PROMPT:
Extract all lines from the data beneath that include the word "VirtualBox".

DATA LINES:
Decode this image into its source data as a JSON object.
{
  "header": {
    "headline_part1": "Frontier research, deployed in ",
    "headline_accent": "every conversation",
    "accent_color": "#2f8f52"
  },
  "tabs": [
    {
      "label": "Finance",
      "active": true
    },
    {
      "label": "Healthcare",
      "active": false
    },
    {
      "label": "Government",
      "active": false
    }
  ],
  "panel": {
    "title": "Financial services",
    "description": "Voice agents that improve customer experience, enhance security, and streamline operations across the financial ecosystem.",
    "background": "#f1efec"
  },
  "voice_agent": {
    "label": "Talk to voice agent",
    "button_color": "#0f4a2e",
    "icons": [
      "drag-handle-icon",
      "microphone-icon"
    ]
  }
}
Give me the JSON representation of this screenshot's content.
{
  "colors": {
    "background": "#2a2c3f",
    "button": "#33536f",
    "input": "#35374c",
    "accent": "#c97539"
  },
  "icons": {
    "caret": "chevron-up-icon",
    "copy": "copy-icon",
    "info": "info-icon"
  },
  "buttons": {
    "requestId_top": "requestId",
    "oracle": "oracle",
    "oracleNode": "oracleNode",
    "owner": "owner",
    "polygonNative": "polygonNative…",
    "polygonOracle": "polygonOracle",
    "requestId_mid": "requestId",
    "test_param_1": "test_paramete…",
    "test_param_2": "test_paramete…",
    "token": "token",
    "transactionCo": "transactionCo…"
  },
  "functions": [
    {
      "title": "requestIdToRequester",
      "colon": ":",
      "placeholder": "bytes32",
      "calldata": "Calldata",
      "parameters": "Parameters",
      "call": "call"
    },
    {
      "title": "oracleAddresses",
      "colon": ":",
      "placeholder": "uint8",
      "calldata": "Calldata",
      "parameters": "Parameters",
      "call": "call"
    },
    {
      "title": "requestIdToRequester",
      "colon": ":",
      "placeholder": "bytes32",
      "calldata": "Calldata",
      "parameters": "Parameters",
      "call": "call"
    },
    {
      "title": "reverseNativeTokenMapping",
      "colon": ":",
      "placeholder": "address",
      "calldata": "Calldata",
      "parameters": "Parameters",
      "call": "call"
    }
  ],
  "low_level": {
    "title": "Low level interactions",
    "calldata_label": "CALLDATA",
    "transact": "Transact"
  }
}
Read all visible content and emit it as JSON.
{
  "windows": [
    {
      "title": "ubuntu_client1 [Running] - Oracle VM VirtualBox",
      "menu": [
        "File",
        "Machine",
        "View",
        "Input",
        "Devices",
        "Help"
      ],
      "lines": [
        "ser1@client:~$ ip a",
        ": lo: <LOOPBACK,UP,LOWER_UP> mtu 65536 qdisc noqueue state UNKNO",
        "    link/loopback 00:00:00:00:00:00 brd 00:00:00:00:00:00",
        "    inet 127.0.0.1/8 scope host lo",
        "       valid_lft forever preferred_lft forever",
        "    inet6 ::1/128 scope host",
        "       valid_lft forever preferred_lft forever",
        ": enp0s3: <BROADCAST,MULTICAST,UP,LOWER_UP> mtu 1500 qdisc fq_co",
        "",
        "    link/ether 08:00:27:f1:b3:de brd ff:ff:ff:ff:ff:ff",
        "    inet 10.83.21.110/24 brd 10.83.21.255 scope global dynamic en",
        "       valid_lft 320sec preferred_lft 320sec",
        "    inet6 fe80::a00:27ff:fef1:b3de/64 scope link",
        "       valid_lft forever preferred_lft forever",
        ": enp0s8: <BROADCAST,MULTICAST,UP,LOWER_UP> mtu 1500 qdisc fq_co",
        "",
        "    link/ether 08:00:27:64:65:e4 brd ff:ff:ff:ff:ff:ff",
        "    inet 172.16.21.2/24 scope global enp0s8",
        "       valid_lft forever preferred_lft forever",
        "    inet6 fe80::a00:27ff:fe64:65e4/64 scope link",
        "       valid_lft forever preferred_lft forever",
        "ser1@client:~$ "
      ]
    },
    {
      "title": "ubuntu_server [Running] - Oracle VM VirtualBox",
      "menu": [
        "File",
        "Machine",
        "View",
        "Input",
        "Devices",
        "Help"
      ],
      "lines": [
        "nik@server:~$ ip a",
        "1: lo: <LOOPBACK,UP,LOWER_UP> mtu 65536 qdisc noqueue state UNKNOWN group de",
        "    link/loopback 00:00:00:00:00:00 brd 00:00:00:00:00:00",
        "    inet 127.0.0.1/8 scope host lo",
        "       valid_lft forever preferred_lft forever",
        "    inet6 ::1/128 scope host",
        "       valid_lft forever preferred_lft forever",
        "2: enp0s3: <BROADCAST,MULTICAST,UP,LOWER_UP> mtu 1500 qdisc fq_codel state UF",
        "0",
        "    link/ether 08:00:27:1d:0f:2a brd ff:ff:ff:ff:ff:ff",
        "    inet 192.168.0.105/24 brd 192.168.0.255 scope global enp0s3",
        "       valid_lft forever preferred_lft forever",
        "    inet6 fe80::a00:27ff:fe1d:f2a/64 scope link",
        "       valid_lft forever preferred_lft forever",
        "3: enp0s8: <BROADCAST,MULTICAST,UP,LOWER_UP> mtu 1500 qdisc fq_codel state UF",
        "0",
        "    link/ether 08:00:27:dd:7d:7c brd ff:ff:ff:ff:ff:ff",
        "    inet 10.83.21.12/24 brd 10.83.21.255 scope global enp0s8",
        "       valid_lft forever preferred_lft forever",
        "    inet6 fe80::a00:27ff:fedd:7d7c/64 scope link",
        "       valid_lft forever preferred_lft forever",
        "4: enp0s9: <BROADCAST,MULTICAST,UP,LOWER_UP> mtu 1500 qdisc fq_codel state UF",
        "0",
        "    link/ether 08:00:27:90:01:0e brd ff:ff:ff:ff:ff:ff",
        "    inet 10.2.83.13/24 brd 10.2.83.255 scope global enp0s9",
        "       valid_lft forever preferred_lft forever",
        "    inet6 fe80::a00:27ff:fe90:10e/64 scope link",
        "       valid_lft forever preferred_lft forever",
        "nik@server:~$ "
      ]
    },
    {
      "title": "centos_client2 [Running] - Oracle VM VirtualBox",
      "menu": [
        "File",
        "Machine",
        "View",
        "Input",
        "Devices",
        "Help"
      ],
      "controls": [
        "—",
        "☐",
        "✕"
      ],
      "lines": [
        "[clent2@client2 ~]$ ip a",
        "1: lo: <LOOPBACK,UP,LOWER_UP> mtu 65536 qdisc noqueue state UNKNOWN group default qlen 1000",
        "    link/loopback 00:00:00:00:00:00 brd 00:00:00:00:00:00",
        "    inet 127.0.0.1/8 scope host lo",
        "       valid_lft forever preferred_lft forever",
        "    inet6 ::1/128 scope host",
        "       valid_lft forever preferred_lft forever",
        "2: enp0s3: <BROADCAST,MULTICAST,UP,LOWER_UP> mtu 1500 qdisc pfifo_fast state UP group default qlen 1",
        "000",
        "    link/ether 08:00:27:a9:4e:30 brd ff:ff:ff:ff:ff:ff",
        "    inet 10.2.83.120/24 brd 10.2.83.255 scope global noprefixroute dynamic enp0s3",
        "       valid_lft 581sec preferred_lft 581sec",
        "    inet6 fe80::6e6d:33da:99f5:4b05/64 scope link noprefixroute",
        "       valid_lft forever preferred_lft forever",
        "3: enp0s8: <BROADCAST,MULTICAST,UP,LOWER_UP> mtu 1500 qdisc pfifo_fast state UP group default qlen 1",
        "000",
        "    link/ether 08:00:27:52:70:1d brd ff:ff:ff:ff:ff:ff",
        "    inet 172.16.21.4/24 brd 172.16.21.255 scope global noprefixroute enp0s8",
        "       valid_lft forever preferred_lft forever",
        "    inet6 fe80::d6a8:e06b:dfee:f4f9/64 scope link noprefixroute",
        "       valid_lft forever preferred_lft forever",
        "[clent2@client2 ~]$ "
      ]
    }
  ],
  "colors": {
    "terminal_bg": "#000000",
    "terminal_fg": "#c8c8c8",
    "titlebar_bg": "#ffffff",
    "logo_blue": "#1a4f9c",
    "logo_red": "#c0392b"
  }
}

THE ANSWER:
      "title": "ubuntu_client1 [Running] - Oracle VM VirtualBox",
      "title": "ubuntu_server [Running] - Oracle VM VirtualBox",
      "title": "centos_client2 [Running] - Oracle VM VirtualBox",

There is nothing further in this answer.